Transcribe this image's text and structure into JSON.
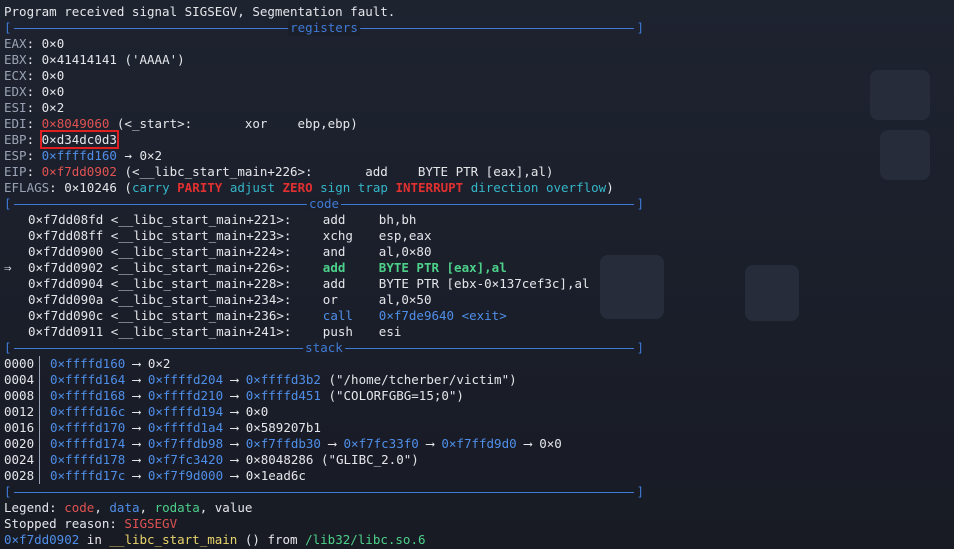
{
  "header": "Program received signal SIGSEGV, Segmentation fault.",
  "sections": {
    "registers": "registers",
    "code": "code",
    "stack": "stack"
  },
  "registers": [
    {
      "name": "EAX",
      "value": "0×0",
      "value_color": "plain"
    },
    {
      "name": "EBX",
      "value": "0×41414141",
      "extra": "('AAAA')",
      "value_color": "plain"
    },
    {
      "name": "ECX",
      "value": "0×0",
      "value_color": "plain"
    },
    {
      "name": "EDX",
      "value": "0×0",
      "value_color": "plain"
    },
    {
      "name": "ESI",
      "value": "0×2",
      "value_color": "plain"
    },
    {
      "name": "EDI",
      "value": "0×8049060",
      "extra": "(<_start>:       xor    ebp,ebp)",
      "value_color": "red"
    },
    {
      "name": "EBP",
      "value": "0×d34dc0d3",
      "value_color": "plain",
      "highlighted": true
    },
    {
      "name": "ESP",
      "value": "0×ffffd160",
      "extra": "→ 0×2",
      "value_color": "blue"
    },
    {
      "name": "EIP",
      "value": "0×f7dd0902",
      "extra": "(<__libc_start_main+226>:       add    BYTE PTR [eax],al)",
      "value_color": "red"
    }
  ],
  "eflags": {
    "name": "EFLAGS",
    "value": "0×10246",
    "flags": [
      {
        "t": "carry",
        "on": false
      },
      {
        "t": "PARITY",
        "on": true
      },
      {
        "t": "adjust",
        "on": false
      },
      {
        "t": "ZERO",
        "on": true
      },
      {
        "t": "sign",
        "on": false
      },
      {
        "t": "trap",
        "on": false
      },
      {
        "t": "INTERRUPT",
        "on": true
      },
      {
        "t": "direction",
        "on": false
      },
      {
        "t": "overflow",
        "on": false
      }
    ]
  },
  "code": [
    {
      "marker": "",
      "addr": "0×f7dd08fd",
      "sym": "<__libc_start_main+221>:",
      "op": "add",
      "args": "bh,bh"
    },
    {
      "marker": "",
      "addr": "0×f7dd08ff",
      "sym": "<__libc_start_main+223>:",
      "op": "xchg",
      "args": "esp,eax"
    },
    {
      "marker": "",
      "addr": "0×f7dd0900",
      "sym": "<__libc_start_main+224>:",
      "op": "and",
      "args": "al,0×80"
    },
    {
      "marker": "⇒",
      "addr": "0×f7dd0902",
      "sym": "<__libc_start_main+226>:",
      "op": "add",
      "args": "BYTE PTR [eax],al",
      "current": true
    },
    {
      "marker": "",
      "addr": "0×f7dd0904",
      "sym": "<__libc_start_main+228>:",
      "op": "add",
      "args": "BYTE PTR [ebx-0×137cef3c],al"
    },
    {
      "marker": "",
      "addr": "0×f7dd090a",
      "sym": "<__libc_start_main+234>:",
      "op": "or",
      "args": "al,0×50"
    },
    {
      "marker": "",
      "addr": "0×f7dd090c",
      "sym": "<__libc_start_main+236>:",
      "op": "call",
      "args": "0×f7de9640 <exit>",
      "call": true
    },
    {
      "marker": "",
      "addr": "0×f7dd0911",
      "sym": "<__libc_start_main+241>:",
      "op": "push",
      "args": "esi"
    }
  ],
  "stack": [
    {
      "off": "0000",
      "chain": [
        {
          "v": "0×ffffd160",
          "c": "blue"
        },
        {
          "v": "0×2",
          "c": "plain"
        }
      ]
    },
    {
      "off": "0004",
      "chain": [
        {
          "v": "0×ffffd164",
          "c": "blue"
        },
        {
          "v": "0×ffffd204",
          "c": "blue"
        },
        {
          "v": "0×ffffd3b2",
          "c": "blue"
        },
        {
          "v": "(\"/home/tcherber/victim\")",
          "c": "plain",
          "noarrow": true
        }
      ]
    },
    {
      "off": "0008",
      "chain": [
        {
          "v": "0×ffffd168",
          "c": "blue"
        },
        {
          "v": "0×ffffd210",
          "c": "blue"
        },
        {
          "v": "0×ffffd451",
          "c": "blue"
        },
        {
          "v": "(\"COLORFGBG=15;0\")",
          "c": "plain",
          "noarrow": true
        }
      ]
    },
    {
      "off": "0012",
      "chain": [
        {
          "v": "0×ffffd16c",
          "c": "blue"
        },
        {
          "v": "0×ffffd194",
          "c": "blue"
        },
        {
          "v": "0×0",
          "c": "plain"
        }
      ]
    },
    {
      "off": "0016",
      "chain": [
        {
          "v": "0×ffffd170",
          "c": "blue"
        },
        {
          "v": "0×ffffd1a4",
          "c": "blue"
        },
        {
          "v": "0×589207b1",
          "c": "plain"
        }
      ]
    },
    {
      "off": "0020",
      "chain": [
        {
          "v": "0×ffffd174",
          "c": "blue"
        },
        {
          "v": "0×f7ffdb98",
          "c": "blue"
        },
        {
          "v": "0×f7ffdb30",
          "c": "blue"
        },
        {
          "v": "0×f7fc33f0",
          "c": "blue"
        },
        {
          "v": "0×f7ffd9d0",
          "c": "blue"
        },
        {
          "v": "0×0",
          "c": "plain"
        }
      ]
    },
    {
      "off": "0024",
      "chain": [
        {
          "v": "0×ffffd178",
          "c": "blue"
        },
        {
          "v": "0×f7fc3420",
          "c": "blue"
        },
        {
          "v": "0×8048286",
          "c": "plain"
        },
        {
          "v": "(\"GLIBC_2.0\")",
          "c": "plain",
          "noarrow": true
        }
      ]
    },
    {
      "off": "0028",
      "chain": [
        {
          "v": "0×ffffd17c",
          "c": "blue"
        },
        {
          "v": "0×f7f9d000",
          "c": "blue"
        },
        {
          "v": "0×1ead6c",
          "c": "plain"
        }
      ]
    }
  ],
  "legend": {
    "label": "Legend:",
    "code": "code",
    "data": "data",
    "rodata": "rodata",
    "value": "value"
  },
  "stopped": {
    "label": "Stopped reason:",
    "reason": "SIGSEGV"
  },
  "frame": {
    "addr": "0×f7dd0902",
    "in": "in",
    "func": "__libc_start_main",
    "args": "()",
    "from": "from",
    "lib": "/lib32/libc.so.6"
  },
  "colors": {
    "red": "#e05252",
    "blue": "#4f8ee8",
    "green": "#4cd08a",
    "cyan": "#35b6c8",
    "bg": "#1b1f2a"
  }
}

== Job ==
Look through the entries above and report each line where the string "addr" occurs.

== Solution for this exercise ==
      "addr": "0×f7dd08fd",
      "addr": "0×f7dd08ff",
      "addr": "0×f7dd0900",
      "addr": "0×f7dd0902",
      "addr": "0×f7dd0904",
      "addr": "0×f7dd090a",
      "addr": "0×f7dd090c",
      "addr": "0×f7dd0911",
    "addr": "0×f7dd0902",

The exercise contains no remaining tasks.